## Task statement
Wherever the string "veut" appears in the entries below, return the line that holds it.

## Records supplied
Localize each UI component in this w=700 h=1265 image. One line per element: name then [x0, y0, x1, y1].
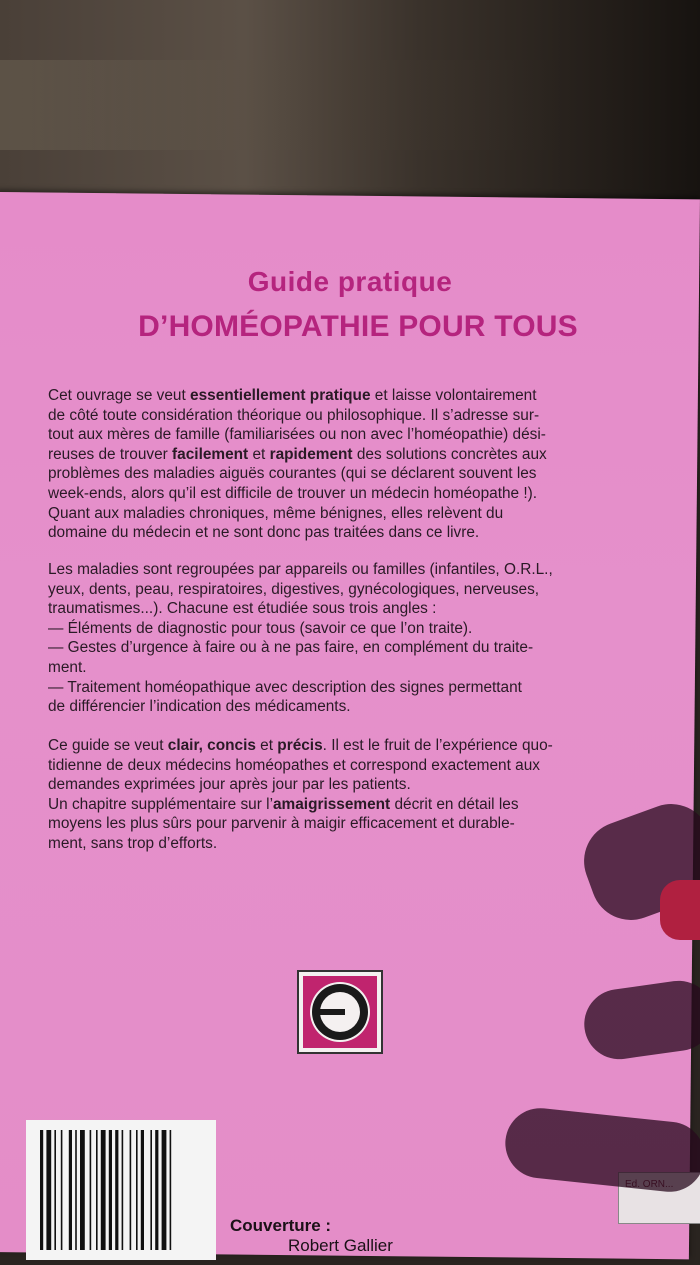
text-line — [48, 619, 608, 639]
barcode-bar — [54, 1130, 56, 1250]
text-line — [48, 560, 608, 580]
text-segment: — Éléments de diagnostic pour tous (savoir ce que l’on traite). — [48, 619, 473, 637]
text-line — [48, 814, 608, 834]
text-line — [48, 484, 608, 504]
barcode-bar — [122, 1130, 124, 1250]
text-segment: yeux, dents, peau, respiratoires, digestives, gynécologiques, nerveuses, — [48, 580, 540, 598]
text-segment: traumatismes...). Chacune est étudiée sous trois angles : — [48, 600, 437, 618]
barcode-bar — [136, 1130, 138, 1250]
book-title-line2: D’HOMÉOPATHIE POUR TOUS — [138, 310, 578, 343]
text-segment: reuses de trouver — [48, 445, 173, 463]
barcode-bar — [96, 1130, 98, 1250]
text-line — [48, 638, 608, 658]
cover-credit-label: Couverture : — [230, 1216, 332, 1235]
text-line — [48, 697, 608, 717]
text-segment: week-ends, alors qu’il est difficile de trouver un médecin homéopathe !). — [48, 484, 538, 502]
text-line — [48, 425, 608, 445]
barcode-bar — [150, 1130, 152, 1250]
text-segment: des solutions concrètes aux — [352, 445, 547, 463]
barcode-bar — [130, 1130, 132, 1250]
text-segment: Quant aux maladies chroniques, même bénignes, elles relèvent du — [48, 504, 504, 522]
bold-phrase: essentiellement pratique — [190, 387, 371, 404]
text-segment: tout aux mères de famille (familiarisées ou non avec l’homéopathie) dési- — [48, 426, 546, 444]
bold-phrase: précis — [277, 737, 323, 754]
text-segment: moyens les plus sûrs pour parvenir à maigir efficacement et durable- — [48, 815, 515, 833]
text-line — [48, 580, 608, 600]
blurb-paragraph-3 — [48, 736, 608, 854]
text-line — [48, 678, 608, 698]
text-line — [48, 386, 608, 406]
barcode-bar — [46, 1130, 51, 1250]
barcode-bar — [155, 1130, 158, 1250]
text-line — [48, 523, 608, 543]
barcode-bar — [101, 1130, 106, 1250]
text-segment: décrit en détail les — [390, 795, 519, 813]
barcode-bar — [170, 1130, 172, 1250]
text-segment: problèmes des maladies aiguës courantes (qui se déclarent souvent les — [48, 465, 537, 483]
text-segment: Cet ouvrage se veut — [48, 387, 191, 404]
publisher-logo-icon — [297, 970, 383, 1054]
text-line — [48, 406, 608, 426]
barcode-bar — [141, 1130, 144, 1250]
text-segment: de différencier l’indication des médicaments. — [48, 698, 351, 716]
barcode-bar — [40, 1130, 43, 1250]
text-segment: de côté toute considération théorique ou philosophique. Il s’adresse sur- — [48, 406, 540, 424]
text-line — [48, 504, 608, 524]
book-back-cover — [0, 192, 700, 1259]
barcode-bar — [69, 1130, 72, 1250]
barcode-bar — [80, 1130, 85, 1250]
cover-credit-name: Robert Gallier — [288, 1236, 393, 1255]
text-segment: Ce guide se veut — [48, 737, 168, 754]
text-line — [48, 795, 608, 815]
bold-phrase: facilement — [172, 445, 249, 463]
text-segment: et — [248, 445, 270, 463]
text-line — [48, 464, 608, 484]
text-segment: — Traitement homéopathique avec description des signes permettant — [48, 678, 522, 696]
text-line — [48, 756, 608, 776]
blurb-paragraph-1 — [48, 386, 608, 543]
bold-phrase: amaigrissement — [272, 795, 391, 813]
text-line — [48, 658, 608, 678]
text-line — [48, 775, 608, 795]
text-line — [48, 736, 608, 756]
text-segment: demandes exprimées jour après jour par les patients. — [48, 776, 411, 794]
barcode-bar — [75, 1130, 77, 1250]
fingernail — [660, 880, 700, 940]
bold-phrase: rapidement — [269, 445, 353, 463]
text-segment: tidienne de deux médecins homéopathes et correspond exactement aux — [48, 756, 540, 774]
barcode-bar — [90, 1130, 92, 1250]
barcode-bar — [162, 1130, 167, 1250]
barcode-bar — [61, 1130, 63, 1250]
text-segment: et laisse volontairement — [370, 387, 537, 404]
bold-phrase: clair, concis — [167, 737, 256, 754]
text-segment: Un chapitre supplémentaire sur l’ — [48, 795, 273, 813]
background-reflection — [0, 60, 700, 150]
text-segment: et — [255, 737, 278, 754]
text-line — [48, 445, 608, 465]
text-segment: — Gestes d’urgence à faire ou à ne pas faire, en complément du traite- — [48, 639, 534, 657]
text-segment: ment. — [48, 658, 87, 676]
text-segment: ment, sans trop d’efforts. — [48, 834, 218, 852]
book-title-line1: Guide pratique — [247, 266, 453, 297]
text-segment: . Il est le fruit de l’expérience quo- — [322, 737, 553, 754]
text-line — [48, 834, 608, 854]
barcode-bar — [109, 1130, 112, 1250]
text-segment: Les maladies sont regroupées par appareils ou familles (infantiles, O.R.L., — [48, 561, 553, 578]
barcode-icon — [26, 1120, 216, 1260]
barcode-bar — [115, 1130, 118, 1250]
text-segment: domaine du médecin et ne sont donc pas traitées dans ce livre. — [48, 524, 480, 542]
blurb-paragraph-2 — [48, 560, 608, 717]
text-line — [48, 599, 608, 619]
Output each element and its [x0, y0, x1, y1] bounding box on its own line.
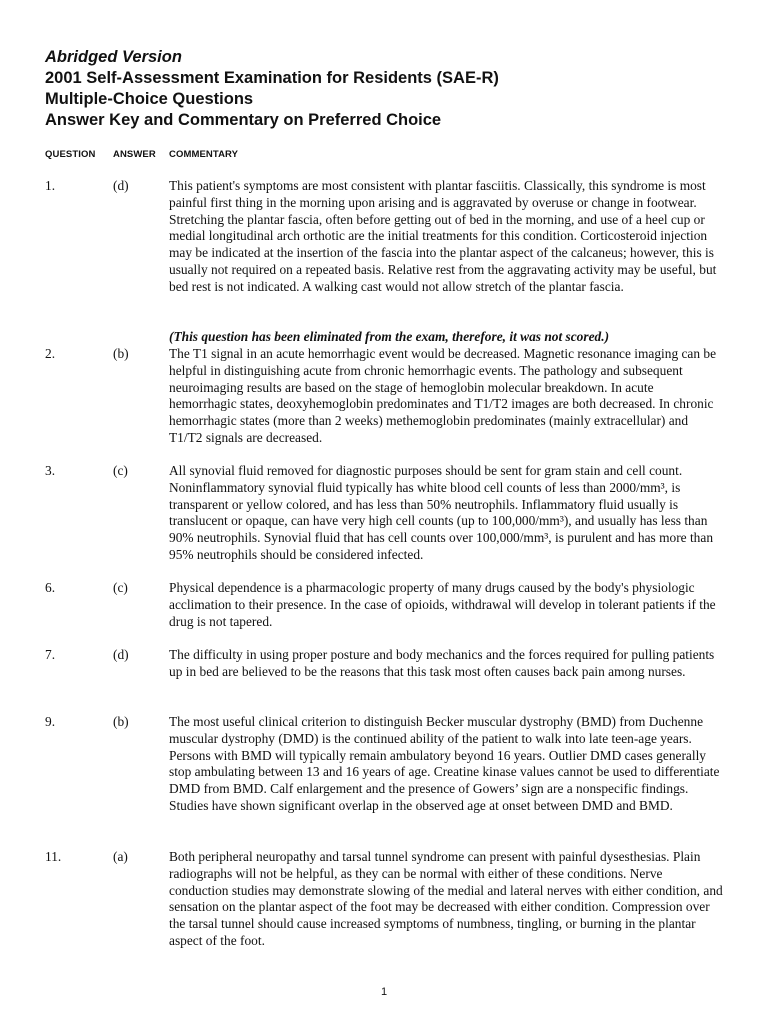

## Response for this exercise
text-segment: Cet ouvrage se veut — [48, 387, 191, 404]
text-segment: Ce guide se veut — [48, 737, 168, 754]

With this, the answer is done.